■ REQUIRED WORK
Provide an exact copy of the data, excluding the images.

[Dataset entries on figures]
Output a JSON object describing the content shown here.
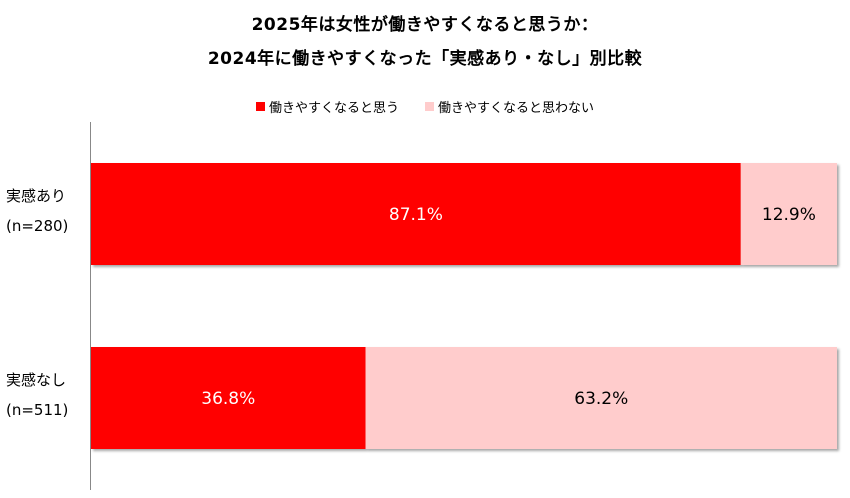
{
  "chart_data": {
    "type": "bar",
    "orientation": "horizontal",
    "stacked": true,
    "title": "2025年は女性が働きやすくなると思うか：",
    "subtitle": "2024年に働きやすくなった「実感あり・なし」別比較",
    "categories": [
      {
        "label": "実感あり",
        "n": "(n=280)"
      },
      {
        "label": "実感なし",
        "n": "(n=511)"
      }
    ],
    "series": [
      {
        "name": "働きやすくなると思う",
        "color": "#ff0000",
        "text_color": "#ffffff",
        "values": [
          87.1,
          36.8
        ]
      },
      {
        "name": "働きやすくなると思わない",
        "color": "#ffcccc",
        "text_color": "#000000",
        "values": [
          12.9,
          63.2
        ]
      }
    ],
    "value_suffix": "%",
    "xlim": [
      0,
      100
    ],
    "legend_position": "top"
  }
}
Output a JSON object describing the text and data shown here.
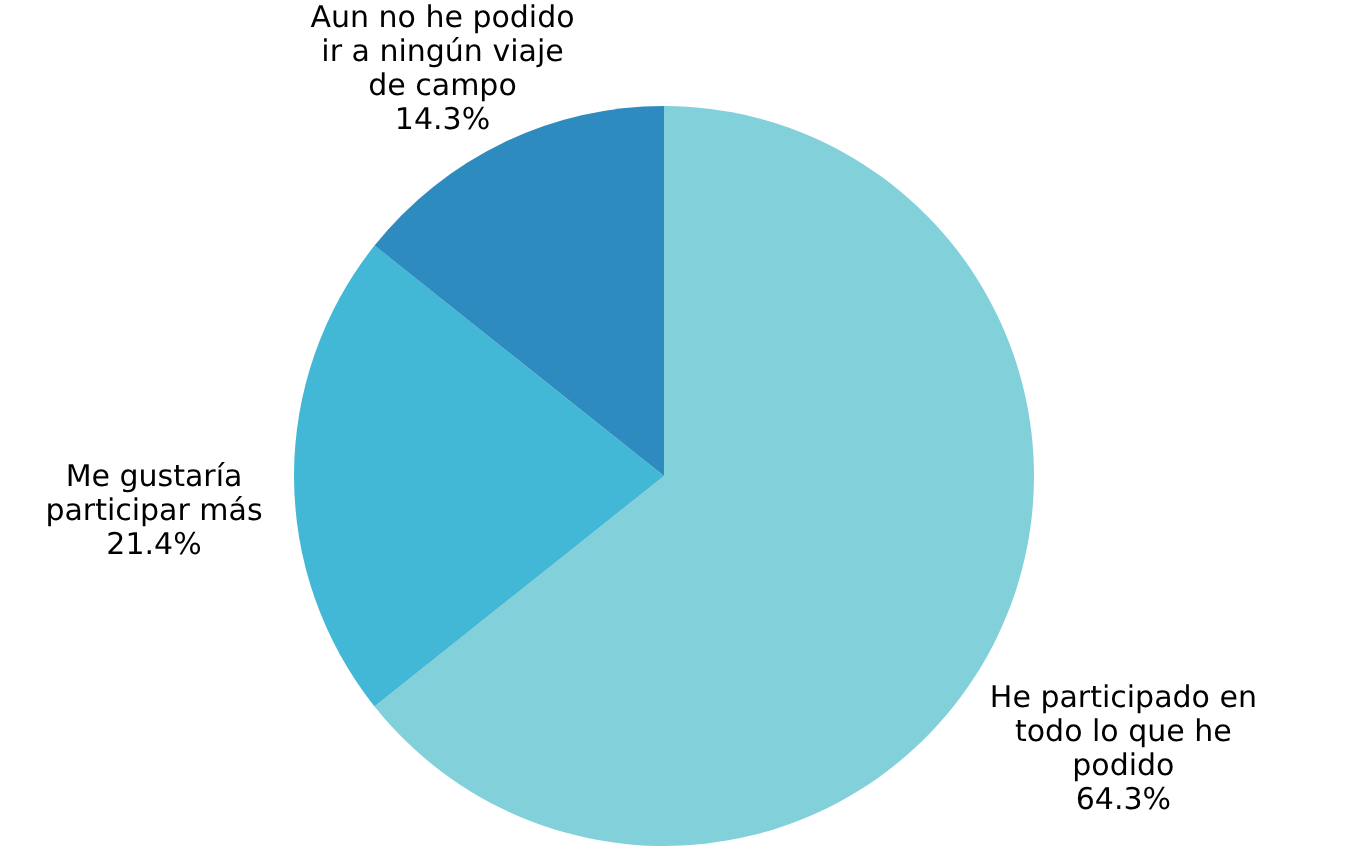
{
  "chart_data": {
    "type": "pie",
    "categories": [
      "He participado en todo lo que he podido",
      "Me gustaría participar más",
      "Aun no he podido ir a ningún viaje de campo"
    ],
    "values": [
      64.3,
      21.4,
      14.3
    ],
    "colors": [
      "#82d0d9",
      "#42b8d6",
      "#2e8bbf"
    ],
    "value_labels": [
      "64.3%",
      "21.4%",
      "14.3%"
    ]
  }
}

■ EXERCISE SOLUTION
Output a JSON object describing the content shown here.
{
  "chart_data": {
    "type": "bar",
    "orientation": "horizontal",
    "stacked": true,
    "title": "2025年は女性が働きやすくなると思うか：",
    "subtitle": "2024年に働きやすくなった「実感あり・なし」別比較",
    "categories": [
      {
        "label": "実感あり",
        "n": "(n=280)"
      },
      {
        "label": "実感なし",
        "n": "(n=511)"
      }
    ],
    "series": [
      {
        "name": "働きやすくなると思う",
        "color": "#ff0000",
        "text_color": "#ffffff",
        "values": [
          87.1,
          36.8
        ]
      },
      {
        "name": "働きやすくなると思わない",
        "color": "#ffcccc",
        "text_color": "#000000",
        "values": [
          12.9,
          63.2
        ]
      }
    ],
    "value_suffix": "%",
    "xlim": [
      0,
      100
    ],
    "legend_position": "top"
  }
}
Output a JSON object describing the text and data shown here.
{
  "chart_data": {
    "type": "pie",
    "categories": [
      "He participado en todo lo que he podido",
      "Me gustaría participar más",
      "Aun no he podido ir a ningún viaje de campo"
    ],
    "values": [
      64.3,
      21.4,
      14.3
    ],
    "colors": [
      "#82d0d9",
      "#42b8d6",
      "#2e8bbf"
    ],
    "value_labels": [
      "64.3%",
      "21.4%",
      "14.3%"
    ]
  }
}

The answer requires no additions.